==== Record set ====

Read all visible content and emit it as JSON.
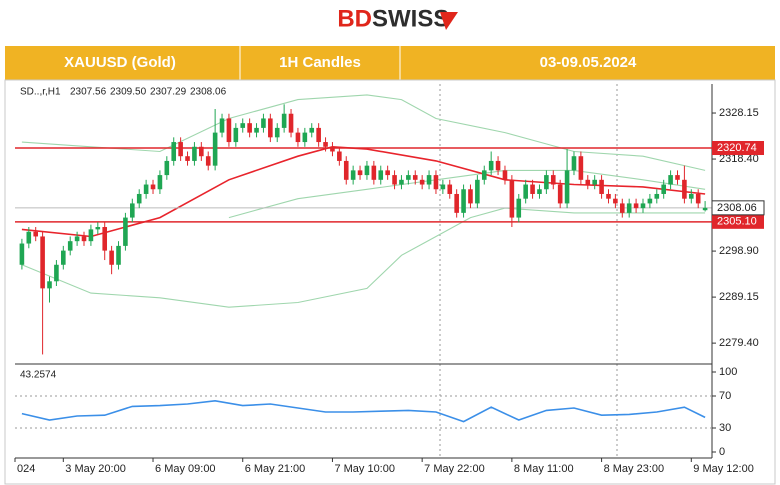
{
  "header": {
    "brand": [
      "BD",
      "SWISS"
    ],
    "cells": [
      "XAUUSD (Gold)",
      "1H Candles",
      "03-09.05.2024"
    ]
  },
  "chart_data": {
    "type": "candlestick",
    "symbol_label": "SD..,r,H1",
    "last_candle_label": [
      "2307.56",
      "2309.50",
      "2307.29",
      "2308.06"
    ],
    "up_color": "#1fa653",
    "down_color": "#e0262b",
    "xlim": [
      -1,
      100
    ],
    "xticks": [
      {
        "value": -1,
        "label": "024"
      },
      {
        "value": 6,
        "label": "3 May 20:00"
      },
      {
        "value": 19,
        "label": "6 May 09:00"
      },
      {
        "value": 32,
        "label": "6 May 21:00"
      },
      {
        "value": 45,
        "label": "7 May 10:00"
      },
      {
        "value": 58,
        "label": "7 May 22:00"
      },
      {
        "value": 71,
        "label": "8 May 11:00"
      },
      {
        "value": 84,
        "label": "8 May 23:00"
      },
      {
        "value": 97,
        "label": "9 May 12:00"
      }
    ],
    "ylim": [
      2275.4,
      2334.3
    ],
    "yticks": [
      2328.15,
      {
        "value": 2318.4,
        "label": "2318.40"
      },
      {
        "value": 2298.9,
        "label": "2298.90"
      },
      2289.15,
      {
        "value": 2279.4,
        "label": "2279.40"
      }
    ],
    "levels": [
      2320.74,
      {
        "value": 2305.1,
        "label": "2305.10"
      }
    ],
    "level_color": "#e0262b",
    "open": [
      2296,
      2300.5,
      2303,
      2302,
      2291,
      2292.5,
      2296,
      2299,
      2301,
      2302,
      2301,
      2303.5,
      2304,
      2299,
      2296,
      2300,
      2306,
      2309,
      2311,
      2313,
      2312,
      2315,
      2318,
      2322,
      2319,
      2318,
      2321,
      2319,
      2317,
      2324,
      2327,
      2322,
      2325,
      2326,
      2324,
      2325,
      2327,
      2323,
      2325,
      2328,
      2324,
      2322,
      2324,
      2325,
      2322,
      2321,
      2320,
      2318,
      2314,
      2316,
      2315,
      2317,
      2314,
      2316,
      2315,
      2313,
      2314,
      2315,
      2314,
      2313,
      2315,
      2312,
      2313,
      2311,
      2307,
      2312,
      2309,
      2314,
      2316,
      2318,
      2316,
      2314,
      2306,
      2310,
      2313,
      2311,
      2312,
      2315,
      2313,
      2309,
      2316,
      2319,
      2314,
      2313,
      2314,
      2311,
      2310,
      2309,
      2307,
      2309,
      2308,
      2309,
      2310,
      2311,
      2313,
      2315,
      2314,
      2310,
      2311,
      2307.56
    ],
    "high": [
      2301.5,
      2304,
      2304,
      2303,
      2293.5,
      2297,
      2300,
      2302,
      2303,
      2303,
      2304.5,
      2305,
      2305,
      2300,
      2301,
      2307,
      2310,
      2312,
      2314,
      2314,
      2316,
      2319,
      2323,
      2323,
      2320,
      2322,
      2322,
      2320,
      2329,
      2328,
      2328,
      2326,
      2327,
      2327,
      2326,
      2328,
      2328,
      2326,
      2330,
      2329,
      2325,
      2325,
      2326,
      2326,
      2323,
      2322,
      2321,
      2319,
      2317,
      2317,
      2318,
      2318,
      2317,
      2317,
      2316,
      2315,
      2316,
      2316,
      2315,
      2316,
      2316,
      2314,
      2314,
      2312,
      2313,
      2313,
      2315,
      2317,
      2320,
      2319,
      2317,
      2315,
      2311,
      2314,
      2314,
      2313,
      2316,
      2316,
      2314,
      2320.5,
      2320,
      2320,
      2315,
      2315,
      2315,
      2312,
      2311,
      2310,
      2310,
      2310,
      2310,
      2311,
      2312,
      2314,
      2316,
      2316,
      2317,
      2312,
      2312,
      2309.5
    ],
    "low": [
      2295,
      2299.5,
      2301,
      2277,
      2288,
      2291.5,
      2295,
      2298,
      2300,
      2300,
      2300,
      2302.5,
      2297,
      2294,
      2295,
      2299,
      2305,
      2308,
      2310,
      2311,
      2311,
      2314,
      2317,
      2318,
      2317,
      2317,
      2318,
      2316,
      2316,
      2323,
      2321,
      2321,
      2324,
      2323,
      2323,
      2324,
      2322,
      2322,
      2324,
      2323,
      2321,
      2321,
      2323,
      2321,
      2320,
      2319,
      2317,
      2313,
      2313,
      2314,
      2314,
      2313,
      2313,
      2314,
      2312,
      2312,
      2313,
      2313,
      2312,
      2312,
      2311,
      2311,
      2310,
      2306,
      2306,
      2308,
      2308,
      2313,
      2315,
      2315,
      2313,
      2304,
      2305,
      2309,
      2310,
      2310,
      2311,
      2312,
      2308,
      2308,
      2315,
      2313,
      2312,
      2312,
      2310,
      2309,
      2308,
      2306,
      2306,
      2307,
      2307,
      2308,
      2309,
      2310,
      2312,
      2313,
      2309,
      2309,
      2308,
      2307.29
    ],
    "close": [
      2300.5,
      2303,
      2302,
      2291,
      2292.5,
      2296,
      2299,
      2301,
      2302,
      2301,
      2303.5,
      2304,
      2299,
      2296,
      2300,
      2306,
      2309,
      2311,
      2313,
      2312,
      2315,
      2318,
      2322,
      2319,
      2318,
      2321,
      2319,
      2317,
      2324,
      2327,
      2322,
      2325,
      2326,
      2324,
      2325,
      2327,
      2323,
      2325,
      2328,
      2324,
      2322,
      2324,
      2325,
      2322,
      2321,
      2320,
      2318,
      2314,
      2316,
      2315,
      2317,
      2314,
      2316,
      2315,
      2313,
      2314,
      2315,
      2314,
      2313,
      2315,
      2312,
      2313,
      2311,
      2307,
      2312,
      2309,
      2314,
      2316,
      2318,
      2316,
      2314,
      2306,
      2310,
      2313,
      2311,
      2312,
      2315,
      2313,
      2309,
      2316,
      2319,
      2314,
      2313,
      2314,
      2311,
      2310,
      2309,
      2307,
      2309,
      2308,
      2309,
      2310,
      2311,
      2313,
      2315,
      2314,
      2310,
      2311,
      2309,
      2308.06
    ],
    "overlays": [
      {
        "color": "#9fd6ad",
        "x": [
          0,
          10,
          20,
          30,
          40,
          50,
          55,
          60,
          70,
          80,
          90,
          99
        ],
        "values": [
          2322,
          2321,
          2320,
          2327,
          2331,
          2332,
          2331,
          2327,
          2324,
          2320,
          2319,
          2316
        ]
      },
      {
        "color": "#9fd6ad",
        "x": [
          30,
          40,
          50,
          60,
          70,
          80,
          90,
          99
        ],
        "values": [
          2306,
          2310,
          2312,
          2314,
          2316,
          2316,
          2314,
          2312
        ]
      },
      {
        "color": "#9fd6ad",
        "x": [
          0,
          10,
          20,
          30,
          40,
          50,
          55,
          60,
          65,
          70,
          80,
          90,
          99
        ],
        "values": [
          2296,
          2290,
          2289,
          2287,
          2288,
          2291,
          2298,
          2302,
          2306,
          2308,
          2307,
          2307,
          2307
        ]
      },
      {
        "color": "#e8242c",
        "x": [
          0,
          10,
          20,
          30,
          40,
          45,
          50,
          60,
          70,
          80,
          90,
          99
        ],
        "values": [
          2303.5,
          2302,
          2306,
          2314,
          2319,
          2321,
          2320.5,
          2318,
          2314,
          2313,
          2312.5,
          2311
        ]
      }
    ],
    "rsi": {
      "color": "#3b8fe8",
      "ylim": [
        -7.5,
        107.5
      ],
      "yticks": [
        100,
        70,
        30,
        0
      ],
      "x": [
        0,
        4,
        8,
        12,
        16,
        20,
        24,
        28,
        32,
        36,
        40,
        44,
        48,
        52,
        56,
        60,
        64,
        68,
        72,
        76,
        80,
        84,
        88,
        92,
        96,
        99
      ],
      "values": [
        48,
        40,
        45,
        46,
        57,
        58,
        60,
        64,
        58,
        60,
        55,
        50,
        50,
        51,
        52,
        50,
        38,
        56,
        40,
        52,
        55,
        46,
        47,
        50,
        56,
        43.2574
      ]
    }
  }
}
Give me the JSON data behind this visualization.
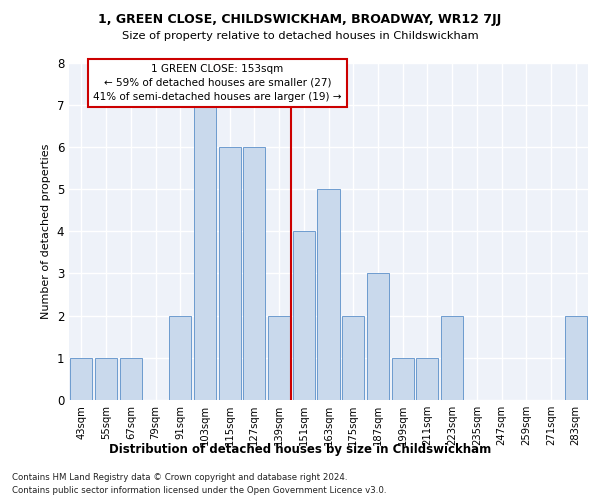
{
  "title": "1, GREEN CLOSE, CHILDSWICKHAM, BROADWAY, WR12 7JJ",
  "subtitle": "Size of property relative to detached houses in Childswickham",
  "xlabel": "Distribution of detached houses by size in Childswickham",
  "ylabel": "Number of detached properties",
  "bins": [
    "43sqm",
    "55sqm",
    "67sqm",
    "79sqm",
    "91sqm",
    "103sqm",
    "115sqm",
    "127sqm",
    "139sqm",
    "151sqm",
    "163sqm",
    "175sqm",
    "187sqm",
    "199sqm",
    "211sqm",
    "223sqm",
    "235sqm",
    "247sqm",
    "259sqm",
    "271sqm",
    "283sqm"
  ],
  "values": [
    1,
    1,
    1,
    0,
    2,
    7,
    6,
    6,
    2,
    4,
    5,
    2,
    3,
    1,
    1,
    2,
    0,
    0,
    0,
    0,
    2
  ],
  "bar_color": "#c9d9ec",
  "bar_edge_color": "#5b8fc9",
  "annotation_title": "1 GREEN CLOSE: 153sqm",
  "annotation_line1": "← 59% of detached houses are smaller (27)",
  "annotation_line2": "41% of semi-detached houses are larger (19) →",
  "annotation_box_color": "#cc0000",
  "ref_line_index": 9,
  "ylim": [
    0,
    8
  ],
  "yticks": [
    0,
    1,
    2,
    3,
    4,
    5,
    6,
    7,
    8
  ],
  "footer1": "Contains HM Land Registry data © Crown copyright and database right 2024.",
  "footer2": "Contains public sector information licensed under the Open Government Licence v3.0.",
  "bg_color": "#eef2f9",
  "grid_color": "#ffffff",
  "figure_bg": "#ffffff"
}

====

Written problem
Copy every line in the entries above that has the string "detached" in it.

Answer to the task
  "subtitle": "Size of property relative to detached houses in Childswickham",
  "xlabel": "Distribution of detached houses by size in Childswickham",
  "ylabel": "Number of detached properties",
  "annotation_line1": "← 59% of detached houses are smaller (27)",
  "annotation_line2": "41% of semi-detached houses are larger (19) →",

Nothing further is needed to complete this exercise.